Figure content listings:

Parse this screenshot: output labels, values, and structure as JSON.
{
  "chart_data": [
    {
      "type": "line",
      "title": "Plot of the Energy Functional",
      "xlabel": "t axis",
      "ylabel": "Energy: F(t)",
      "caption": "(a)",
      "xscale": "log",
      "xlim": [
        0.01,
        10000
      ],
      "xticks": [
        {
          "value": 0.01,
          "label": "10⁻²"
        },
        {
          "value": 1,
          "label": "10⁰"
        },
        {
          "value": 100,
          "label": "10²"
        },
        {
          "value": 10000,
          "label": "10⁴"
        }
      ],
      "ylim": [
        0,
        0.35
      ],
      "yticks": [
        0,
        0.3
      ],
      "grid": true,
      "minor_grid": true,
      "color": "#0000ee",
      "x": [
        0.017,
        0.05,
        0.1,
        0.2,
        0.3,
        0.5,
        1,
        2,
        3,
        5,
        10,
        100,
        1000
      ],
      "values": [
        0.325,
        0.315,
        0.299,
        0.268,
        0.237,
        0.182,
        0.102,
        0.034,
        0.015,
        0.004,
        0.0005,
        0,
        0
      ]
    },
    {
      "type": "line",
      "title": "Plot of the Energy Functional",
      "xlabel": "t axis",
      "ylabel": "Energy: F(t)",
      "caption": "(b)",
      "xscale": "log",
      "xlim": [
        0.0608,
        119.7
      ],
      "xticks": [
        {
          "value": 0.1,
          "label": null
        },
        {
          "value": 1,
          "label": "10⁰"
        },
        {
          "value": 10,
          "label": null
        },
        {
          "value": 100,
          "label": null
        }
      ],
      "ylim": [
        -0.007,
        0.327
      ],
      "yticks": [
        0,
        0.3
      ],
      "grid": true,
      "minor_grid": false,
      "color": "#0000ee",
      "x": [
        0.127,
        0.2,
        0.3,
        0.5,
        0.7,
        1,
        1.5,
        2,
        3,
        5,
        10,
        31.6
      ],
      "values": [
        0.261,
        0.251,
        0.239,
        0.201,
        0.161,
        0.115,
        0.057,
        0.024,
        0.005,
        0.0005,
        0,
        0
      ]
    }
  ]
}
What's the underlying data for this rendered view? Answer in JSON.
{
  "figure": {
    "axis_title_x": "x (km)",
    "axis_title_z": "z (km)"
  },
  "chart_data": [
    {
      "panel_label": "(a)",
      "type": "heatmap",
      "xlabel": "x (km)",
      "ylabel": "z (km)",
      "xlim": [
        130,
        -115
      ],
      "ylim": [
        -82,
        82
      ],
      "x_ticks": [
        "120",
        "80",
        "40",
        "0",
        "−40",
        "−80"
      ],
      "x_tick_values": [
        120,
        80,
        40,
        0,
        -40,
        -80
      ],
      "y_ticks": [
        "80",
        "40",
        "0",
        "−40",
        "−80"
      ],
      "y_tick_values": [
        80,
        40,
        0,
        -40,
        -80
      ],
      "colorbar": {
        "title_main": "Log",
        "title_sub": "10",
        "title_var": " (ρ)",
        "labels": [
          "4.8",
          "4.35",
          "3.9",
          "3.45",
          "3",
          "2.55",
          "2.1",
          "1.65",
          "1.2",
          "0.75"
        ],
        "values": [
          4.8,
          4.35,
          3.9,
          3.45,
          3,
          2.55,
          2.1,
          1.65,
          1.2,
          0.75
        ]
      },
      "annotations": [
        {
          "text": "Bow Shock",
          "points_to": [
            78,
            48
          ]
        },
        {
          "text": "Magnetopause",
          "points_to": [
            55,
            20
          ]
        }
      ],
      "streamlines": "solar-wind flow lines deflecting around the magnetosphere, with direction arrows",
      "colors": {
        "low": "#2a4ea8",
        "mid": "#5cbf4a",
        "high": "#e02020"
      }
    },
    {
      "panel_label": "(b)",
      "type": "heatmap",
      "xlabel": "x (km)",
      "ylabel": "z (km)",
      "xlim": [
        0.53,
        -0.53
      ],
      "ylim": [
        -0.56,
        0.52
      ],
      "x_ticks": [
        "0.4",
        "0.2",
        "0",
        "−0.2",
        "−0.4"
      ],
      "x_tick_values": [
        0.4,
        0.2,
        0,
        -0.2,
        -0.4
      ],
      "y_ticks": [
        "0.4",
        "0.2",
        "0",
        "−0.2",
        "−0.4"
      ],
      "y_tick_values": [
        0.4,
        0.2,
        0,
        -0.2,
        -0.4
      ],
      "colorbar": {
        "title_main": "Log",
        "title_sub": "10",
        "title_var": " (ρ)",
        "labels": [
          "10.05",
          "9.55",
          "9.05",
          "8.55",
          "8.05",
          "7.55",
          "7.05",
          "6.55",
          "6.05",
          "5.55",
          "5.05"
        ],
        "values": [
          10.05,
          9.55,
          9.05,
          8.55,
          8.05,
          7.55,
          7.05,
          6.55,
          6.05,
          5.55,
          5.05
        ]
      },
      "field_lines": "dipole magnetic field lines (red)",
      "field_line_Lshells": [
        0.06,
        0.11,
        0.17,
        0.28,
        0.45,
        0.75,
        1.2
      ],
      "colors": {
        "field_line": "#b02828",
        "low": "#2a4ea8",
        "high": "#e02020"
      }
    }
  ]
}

-- Problem details --
Retype the records that precede this task, keeping them exactly the same.

-- Answer to this task --
Parse this screenshot: output labels, values, and structure as JSON.
{
  "chart_data": [
    {
      "type": "line",
      "title": "Plot of the Energy Functional",
      "xlabel": "t axis",
      "ylabel": "Energy: F(t)",
      "caption": "(a)",
      "xscale": "log",
      "xlim": [
        0.01,
        10000
      ],
      "xticks": [
        {
          "value": 0.01,
          "label": "10⁻²"
        },
        {
          "value": 1,
          "label": "10⁰"
        },
        {
          "value": 100,
          "label": "10²"
        },
        {
          "value": 10000,
          "label": "10⁴"
        }
      ],
      "ylim": [
        0,
        0.35
      ],
      "yticks": [
        0,
        0.3
      ],
      "grid": true,
      "minor_grid": true,
      "color": "#0000ee",
      "x": [
        0.017,
        0.05,
        0.1,
        0.2,
        0.3,
        0.5,
        1,
        2,
        3,
        5,
        10,
        100,
        1000
      ],
      "values": [
        0.325,
        0.315,
        0.299,
        0.268,
        0.237,
        0.182,
        0.102,
        0.034,
        0.015,
        0.004,
        0.0005,
        0,
        0
      ]
    },
    {
      "type": "line",
      "title": "Plot of the Energy Functional",
      "xlabel": "t axis",
      "ylabel": "Energy: F(t)",
      "caption": "(b)",
      "xscale": "log",
      "xlim": [
        0.0608,
        119.7
      ],
      "xticks": [
        {
          "value": 0.1,
          "label": null
        },
        {
          "value": 1,
          "label": "10⁰"
        },
        {
          "value": 10,
          "label": null
        },
        {
          "value": 100,
          "label": null
        }
      ],
      "ylim": [
        -0.007,
        0.327
      ],
      "yticks": [
        0,
        0.3
      ],
      "grid": true,
      "minor_grid": false,
      "color": "#0000ee",
      "x": [
        0.127,
        0.2,
        0.3,
        0.5,
        0.7,
        1,
        1.5,
        2,
        3,
        5,
        10,
        31.6
      ],
      "values": [
        0.261,
        0.251,
        0.239,
        0.201,
        0.161,
        0.115,
        0.057,
        0.024,
        0.005,
        0.0005,
        0,
        0
      ]
    }
  ]
}
What's the underlying data for this rendered view? Answer in JSON.
{
  "figure": {
    "axis_title_x": "x (km)",
    "axis_title_z": "z (km)"
  },
  "chart_data": [
    {
      "panel_label": "(a)",
      "type": "heatmap",
      "xlabel": "x (km)",
      "ylabel": "z (km)",
      "xlim": [
        130,
        -115
      ],
      "ylim": [
        -82,
        82
      ],
      "x_ticks": [
        "120",
        "80",
        "40",
        "0",
        "−40",
        "−80"
      ],
      "x_tick_values": [
        120,
        80,
        40,
        0,
        -40,
        -80
      ],
      "y_ticks": [
        "80",
        "40",
        "0",
        "−40",
        "−80"
      ],
      "y_tick_values": [
        80,
        40,
        0,
        -40,
        -80
      ],
      "colorbar": {
        "title_main": "Log",
        "title_sub": "10",
        "title_var": " (ρ)",
        "labels": [
          "4.8",
          "4.35",
          "3.9",
          "3.45",
          "3",
          "2.55",
          "2.1",
          "1.65",
          "1.2",
          "0.75"
        ],
        "values": [
          4.8,
          4.35,
          3.9,
          3.45,
          3,
          2.55,
          2.1,
          1.65,
          1.2,
          0.75
        ]
      },
      "annotations": [
        {
          "text": "Bow Shock",
          "points_to": [
            78,
            48
          ]
        },
        {
          "text": "Magnetopause",
          "points_to": [
            55,
            20
          ]
        }
      ],
      "streamlines": "solar-wind flow lines deflecting around the magnetosphere, with direction arrows",
      "colors": {
        "low": "#2a4ea8",
        "mid": "#5cbf4a",
        "high": "#e02020"
      }
    },
    {
      "panel_label": "(b)",
      "type": "heatmap",
      "xlabel": "x (km)",
      "ylabel": "z (km)",
      "xlim": [
        0.53,
        -0.53
      ],
      "ylim": [
        -0.56,
        0.52
      ],
      "x_ticks": [
        "0.4",
        "0.2",
        "0",
        "−0.2",
        "−0.4"
      ],
      "x_tick_values": [
        0.4,
        0.2,
        0,
        -0.2,
        -0.4
      ],
      "y_ticks": [
        "0.4",
        "0.2",
        "0",
        "−0.2",
        "−0.4"
      ],
      "y_tick_values": [
        0.4,
        0.2,
        0,
        -0.2,
        -0.4
      ],
      "colorbar": {
        "title_main": "Log",
        "title_sub": "10",
        "title_var": " (ρ)",
        "labels": [
          "10.05",
          "9.55",
          "9.05",
          "8.55",
          "8.05",
          "7.55",
          "7.05",
          "6.55",
          "6.05",
          "5.55",
          "5.05"
        ],
        "values": [
          10.05,
          9.55,
          9.05,
          8.55,
          8.05,
          7.55,
          7.05,
          6.55,
          6.05,
          5.55,
          5.05
        ]
      },
      "field_lines": "dipole magnetic field lines (red)",
      "field_line_Lshells": [
        0.06,
        0.11,
        0.17,
        0.28,
        0.45,
        0.75,
        1.2
      ],
      "colors": {
        "field_line": "#b02828",
        "low": "#2a4ea8",
        "high": "#e02020"
      }
    }
  ]
}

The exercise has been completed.